Scan the records below. List lines holding "frecuente".

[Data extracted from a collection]
########
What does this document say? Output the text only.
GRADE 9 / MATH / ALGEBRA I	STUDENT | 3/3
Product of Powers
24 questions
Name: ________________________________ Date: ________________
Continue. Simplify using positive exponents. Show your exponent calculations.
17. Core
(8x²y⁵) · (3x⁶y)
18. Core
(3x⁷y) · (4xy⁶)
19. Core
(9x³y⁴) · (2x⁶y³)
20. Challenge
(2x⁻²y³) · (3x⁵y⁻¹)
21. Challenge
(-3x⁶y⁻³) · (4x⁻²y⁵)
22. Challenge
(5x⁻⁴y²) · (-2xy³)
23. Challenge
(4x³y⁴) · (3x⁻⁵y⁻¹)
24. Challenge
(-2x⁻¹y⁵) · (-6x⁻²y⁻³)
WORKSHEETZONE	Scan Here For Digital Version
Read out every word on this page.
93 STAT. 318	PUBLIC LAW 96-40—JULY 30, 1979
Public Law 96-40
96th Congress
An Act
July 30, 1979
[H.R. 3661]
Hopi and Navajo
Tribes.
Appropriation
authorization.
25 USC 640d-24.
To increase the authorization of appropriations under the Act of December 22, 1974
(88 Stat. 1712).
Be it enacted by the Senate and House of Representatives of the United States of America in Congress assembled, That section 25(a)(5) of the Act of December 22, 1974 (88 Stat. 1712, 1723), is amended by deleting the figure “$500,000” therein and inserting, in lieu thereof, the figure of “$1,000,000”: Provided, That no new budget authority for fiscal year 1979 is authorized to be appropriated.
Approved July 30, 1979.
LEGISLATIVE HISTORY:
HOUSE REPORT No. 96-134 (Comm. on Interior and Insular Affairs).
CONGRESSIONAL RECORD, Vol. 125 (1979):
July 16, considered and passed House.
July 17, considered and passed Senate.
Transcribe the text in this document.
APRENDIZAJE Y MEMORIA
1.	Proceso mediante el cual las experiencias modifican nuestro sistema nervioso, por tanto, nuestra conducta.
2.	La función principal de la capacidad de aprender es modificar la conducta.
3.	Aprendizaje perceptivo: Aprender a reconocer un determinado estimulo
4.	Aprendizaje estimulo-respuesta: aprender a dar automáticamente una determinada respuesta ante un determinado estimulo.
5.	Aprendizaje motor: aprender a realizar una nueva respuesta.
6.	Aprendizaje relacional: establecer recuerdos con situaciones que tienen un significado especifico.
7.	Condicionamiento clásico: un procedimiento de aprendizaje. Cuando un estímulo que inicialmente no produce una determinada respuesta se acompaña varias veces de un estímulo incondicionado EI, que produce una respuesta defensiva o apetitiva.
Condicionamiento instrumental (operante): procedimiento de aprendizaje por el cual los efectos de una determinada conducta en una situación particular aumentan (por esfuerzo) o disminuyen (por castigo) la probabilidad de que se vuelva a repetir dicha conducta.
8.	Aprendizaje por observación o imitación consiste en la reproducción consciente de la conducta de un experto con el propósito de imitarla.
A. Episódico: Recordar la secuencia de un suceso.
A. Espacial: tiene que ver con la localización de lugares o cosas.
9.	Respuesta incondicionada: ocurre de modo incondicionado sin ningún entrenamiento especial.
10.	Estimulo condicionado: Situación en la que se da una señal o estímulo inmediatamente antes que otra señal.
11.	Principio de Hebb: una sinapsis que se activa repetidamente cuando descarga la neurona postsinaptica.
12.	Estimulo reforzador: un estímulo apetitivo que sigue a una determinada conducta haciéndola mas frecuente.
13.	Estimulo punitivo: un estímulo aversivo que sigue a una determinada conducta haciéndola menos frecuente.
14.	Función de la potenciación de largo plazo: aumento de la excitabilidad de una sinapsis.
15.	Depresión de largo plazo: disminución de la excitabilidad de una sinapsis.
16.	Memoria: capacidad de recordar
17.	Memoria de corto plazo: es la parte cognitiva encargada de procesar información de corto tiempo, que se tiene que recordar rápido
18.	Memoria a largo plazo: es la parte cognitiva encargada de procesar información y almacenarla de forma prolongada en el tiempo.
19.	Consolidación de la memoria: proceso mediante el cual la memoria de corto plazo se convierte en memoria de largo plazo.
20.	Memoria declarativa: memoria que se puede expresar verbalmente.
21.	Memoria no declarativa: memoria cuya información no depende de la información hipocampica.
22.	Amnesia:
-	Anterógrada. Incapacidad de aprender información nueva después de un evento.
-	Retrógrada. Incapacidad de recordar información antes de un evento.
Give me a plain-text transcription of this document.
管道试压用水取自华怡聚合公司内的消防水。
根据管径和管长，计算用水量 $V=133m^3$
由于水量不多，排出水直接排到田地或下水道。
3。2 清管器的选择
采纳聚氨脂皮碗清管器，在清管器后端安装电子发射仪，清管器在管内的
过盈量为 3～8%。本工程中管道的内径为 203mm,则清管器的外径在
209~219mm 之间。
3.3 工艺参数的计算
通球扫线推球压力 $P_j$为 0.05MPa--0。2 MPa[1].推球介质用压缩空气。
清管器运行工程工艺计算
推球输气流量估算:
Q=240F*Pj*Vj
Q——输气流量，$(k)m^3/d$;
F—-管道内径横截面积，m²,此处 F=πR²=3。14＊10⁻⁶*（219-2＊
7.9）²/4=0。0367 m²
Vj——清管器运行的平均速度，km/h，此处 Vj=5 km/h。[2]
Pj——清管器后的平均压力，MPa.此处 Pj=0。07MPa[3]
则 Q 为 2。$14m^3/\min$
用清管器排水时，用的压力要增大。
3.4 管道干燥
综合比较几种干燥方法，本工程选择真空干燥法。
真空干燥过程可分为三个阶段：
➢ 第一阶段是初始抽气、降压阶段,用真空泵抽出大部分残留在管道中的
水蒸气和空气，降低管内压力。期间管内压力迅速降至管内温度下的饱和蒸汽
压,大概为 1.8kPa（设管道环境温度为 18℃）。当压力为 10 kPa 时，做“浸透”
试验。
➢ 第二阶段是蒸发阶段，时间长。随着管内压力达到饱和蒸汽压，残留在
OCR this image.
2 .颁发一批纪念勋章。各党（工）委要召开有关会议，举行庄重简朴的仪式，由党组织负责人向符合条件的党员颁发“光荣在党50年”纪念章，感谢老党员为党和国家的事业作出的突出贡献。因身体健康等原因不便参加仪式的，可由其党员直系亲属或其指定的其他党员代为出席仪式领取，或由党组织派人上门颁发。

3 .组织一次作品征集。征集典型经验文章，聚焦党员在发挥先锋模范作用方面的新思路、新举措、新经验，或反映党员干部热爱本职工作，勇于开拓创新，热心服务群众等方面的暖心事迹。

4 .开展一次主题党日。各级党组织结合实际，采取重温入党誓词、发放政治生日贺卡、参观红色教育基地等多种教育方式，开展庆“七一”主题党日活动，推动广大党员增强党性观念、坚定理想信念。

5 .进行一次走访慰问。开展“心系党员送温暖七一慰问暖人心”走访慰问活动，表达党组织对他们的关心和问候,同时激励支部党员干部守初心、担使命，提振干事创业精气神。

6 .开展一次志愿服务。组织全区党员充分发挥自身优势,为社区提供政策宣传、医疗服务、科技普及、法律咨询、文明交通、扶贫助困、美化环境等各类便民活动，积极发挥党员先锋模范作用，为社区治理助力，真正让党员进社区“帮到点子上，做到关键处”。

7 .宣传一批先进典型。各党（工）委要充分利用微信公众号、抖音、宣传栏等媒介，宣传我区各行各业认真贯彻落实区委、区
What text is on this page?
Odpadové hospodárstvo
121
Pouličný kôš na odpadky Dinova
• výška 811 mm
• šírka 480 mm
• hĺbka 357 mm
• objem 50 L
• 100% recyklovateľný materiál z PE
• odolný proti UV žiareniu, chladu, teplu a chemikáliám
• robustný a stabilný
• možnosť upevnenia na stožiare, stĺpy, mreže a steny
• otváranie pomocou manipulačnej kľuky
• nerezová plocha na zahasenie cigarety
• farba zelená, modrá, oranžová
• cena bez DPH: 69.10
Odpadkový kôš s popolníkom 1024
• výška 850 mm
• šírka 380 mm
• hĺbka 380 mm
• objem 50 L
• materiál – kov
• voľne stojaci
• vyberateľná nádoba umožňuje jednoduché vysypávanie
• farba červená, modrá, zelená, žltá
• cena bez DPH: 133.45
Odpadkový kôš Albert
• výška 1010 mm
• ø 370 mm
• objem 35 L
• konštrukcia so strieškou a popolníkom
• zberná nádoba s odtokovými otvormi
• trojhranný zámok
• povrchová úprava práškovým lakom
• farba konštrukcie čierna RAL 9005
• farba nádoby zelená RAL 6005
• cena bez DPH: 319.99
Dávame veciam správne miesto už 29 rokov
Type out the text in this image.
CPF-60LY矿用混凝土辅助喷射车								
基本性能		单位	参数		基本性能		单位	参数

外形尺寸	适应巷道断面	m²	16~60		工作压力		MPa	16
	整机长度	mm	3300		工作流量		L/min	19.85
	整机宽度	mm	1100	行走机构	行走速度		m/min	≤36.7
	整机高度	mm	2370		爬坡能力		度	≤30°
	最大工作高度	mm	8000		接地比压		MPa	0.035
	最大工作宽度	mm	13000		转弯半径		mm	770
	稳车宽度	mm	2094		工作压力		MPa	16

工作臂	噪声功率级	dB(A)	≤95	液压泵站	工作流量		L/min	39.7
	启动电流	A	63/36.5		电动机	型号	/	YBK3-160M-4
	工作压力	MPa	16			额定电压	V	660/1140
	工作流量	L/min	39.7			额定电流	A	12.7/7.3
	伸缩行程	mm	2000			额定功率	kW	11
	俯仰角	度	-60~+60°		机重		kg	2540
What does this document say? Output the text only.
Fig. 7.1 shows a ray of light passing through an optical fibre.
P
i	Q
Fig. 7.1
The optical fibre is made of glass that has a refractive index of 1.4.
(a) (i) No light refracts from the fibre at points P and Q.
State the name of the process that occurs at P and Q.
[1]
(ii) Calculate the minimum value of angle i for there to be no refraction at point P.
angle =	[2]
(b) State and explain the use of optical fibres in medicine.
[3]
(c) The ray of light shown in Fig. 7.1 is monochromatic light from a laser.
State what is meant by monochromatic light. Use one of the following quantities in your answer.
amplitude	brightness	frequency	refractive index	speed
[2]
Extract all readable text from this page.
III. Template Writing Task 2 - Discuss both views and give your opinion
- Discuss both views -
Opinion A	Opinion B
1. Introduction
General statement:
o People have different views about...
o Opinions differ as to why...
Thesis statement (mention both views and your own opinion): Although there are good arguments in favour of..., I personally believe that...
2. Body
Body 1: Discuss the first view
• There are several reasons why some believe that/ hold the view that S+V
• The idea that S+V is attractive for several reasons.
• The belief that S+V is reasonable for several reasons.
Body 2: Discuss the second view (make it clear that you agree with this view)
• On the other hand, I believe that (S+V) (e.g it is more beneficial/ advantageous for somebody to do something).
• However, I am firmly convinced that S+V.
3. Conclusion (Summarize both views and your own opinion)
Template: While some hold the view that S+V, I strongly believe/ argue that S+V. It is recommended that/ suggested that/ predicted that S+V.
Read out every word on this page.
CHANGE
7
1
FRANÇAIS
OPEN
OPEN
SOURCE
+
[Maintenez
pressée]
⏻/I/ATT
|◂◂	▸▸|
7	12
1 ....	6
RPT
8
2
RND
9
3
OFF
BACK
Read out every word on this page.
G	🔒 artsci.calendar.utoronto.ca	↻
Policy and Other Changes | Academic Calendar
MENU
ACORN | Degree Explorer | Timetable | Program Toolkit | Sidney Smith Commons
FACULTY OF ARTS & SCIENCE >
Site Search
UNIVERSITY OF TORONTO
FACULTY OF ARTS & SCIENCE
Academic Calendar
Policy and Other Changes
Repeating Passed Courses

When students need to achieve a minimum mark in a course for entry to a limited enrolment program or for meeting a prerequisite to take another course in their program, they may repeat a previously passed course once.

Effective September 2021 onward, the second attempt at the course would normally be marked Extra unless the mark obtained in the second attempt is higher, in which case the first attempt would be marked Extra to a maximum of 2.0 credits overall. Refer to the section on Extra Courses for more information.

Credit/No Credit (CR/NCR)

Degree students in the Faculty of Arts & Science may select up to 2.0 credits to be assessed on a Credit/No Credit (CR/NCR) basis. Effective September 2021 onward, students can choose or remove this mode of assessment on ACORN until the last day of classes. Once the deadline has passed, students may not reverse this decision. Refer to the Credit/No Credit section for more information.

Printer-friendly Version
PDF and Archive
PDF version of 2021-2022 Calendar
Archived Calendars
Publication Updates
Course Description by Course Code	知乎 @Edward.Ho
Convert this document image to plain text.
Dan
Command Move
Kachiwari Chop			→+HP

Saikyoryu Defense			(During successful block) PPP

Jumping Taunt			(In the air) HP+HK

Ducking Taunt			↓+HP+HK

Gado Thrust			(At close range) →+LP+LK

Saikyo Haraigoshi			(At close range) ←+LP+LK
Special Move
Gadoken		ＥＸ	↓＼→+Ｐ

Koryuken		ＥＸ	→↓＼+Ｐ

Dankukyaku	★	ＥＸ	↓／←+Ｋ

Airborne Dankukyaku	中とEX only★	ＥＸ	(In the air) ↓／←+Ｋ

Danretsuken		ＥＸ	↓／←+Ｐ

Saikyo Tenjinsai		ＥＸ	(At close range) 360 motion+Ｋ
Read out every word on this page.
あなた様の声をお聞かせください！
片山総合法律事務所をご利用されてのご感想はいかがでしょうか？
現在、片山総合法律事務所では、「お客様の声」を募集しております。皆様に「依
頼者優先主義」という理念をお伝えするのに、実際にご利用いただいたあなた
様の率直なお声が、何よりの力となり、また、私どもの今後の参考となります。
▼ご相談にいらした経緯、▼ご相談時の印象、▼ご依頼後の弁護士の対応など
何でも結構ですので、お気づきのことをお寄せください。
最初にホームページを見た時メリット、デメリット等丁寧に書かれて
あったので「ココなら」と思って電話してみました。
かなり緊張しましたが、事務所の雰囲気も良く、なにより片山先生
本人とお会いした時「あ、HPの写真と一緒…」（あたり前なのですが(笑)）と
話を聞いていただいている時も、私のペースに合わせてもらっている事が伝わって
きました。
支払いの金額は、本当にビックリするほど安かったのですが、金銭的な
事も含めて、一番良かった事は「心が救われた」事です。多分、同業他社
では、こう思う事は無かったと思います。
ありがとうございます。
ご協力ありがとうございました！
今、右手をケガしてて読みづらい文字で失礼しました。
########
**Full response:**
12.	Estimulo reforzador: un estímulo apetitivo que sigue a una determinada conducta haciéndola mas frecuente.
13.	Estimulo punitivo: un estímulo aversivo que sigue a una determinada conducta haciéndola menos frecuente.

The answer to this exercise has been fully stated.